▸ **WHAT YOU HAVE TO DO**
From the items below, extract every line that contains the word "channel" and copy each one in full.

▸ **PROVIDED MATERIAL**
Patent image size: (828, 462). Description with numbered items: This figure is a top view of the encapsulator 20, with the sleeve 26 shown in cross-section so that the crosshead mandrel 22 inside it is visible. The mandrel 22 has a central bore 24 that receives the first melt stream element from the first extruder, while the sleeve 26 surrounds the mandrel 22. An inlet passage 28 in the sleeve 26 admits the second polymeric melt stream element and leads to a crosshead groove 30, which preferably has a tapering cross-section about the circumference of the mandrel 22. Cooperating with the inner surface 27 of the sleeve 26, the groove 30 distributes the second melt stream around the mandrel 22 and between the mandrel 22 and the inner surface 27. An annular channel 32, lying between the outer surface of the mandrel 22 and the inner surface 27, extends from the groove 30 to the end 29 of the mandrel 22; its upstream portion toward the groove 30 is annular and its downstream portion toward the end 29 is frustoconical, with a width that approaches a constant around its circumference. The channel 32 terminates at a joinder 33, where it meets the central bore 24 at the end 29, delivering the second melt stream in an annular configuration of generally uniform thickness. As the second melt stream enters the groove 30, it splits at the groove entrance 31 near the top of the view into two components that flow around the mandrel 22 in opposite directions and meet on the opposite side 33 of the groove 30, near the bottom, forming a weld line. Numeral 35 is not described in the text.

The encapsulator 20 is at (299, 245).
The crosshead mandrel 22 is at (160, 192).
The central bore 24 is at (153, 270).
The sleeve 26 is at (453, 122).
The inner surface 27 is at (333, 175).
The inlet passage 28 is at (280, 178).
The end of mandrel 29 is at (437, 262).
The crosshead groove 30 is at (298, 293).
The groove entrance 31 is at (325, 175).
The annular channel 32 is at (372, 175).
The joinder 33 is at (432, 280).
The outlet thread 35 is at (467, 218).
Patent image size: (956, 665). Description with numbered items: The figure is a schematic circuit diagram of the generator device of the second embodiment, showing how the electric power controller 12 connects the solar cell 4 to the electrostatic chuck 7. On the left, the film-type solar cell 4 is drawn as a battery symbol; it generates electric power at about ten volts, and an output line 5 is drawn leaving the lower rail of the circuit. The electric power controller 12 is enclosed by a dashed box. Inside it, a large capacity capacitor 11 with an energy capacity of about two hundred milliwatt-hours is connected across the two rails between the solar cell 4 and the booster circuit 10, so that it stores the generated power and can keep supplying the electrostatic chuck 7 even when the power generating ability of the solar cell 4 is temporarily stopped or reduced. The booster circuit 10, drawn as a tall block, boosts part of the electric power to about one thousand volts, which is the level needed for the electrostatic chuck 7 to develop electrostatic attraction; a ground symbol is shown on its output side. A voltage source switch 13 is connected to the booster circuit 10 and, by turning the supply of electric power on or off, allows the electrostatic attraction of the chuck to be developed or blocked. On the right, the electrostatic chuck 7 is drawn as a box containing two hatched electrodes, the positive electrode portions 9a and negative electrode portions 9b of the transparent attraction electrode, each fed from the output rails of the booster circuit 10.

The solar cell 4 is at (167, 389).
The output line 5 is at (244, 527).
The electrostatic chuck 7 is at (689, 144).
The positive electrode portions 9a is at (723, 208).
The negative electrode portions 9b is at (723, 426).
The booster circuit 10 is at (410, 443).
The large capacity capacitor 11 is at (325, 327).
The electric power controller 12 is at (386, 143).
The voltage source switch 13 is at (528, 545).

▸ **RESULT**
Patent image size: (828, 462). Description with numbered items: This figure is a top view of the encapsulator 20, with the sleeve 26 shown in cross-section so that the crosshead mandrel 22 inside it is visible. The mandrel 22 has a central bore 24 that receives the first melt stream element from the first extruder, while the sleeve 26 surrounds the mandrel 22. An inlet passage 28 in the sleeve 26 admits the second polymeric melt stream element and leads to a crosshead groove 30, which preferably has a tapering cross-section about the circumference of the mandrel 22. Cooperating with the inner surface 27 of the sleeve 26, the groove 30 distributes the second melt stream around the mandrel 22 and between the mandrel 22 and the inner surface 27. An annular channel 32, lying between the outer surface of the mandrel 22 and the inner surface 27, extends from the groove 30 to the end 29 of the mandrel 22; its upstream portion toward the groove 30 is annular and its downstream portion toward the end 29 is frustoconical, with a width that approaches a constant around its circumference. The channel 32 terminates at a joinder 33, where it meets the central bore 24 at the end 29, delivering the second melt stream in an annular configuration of generally uniform thickness. As the second melt stream enters the groove 30, it splits at the groove entrance 31 near the top of the view into two components that flow around the mandrel 22 in opposite directions and meet on the opposite side 33 of the groove 30, near the bottom, forming a weld line. Numeral 35 is not described in the text.
The annular channel 32 is at (372, 175).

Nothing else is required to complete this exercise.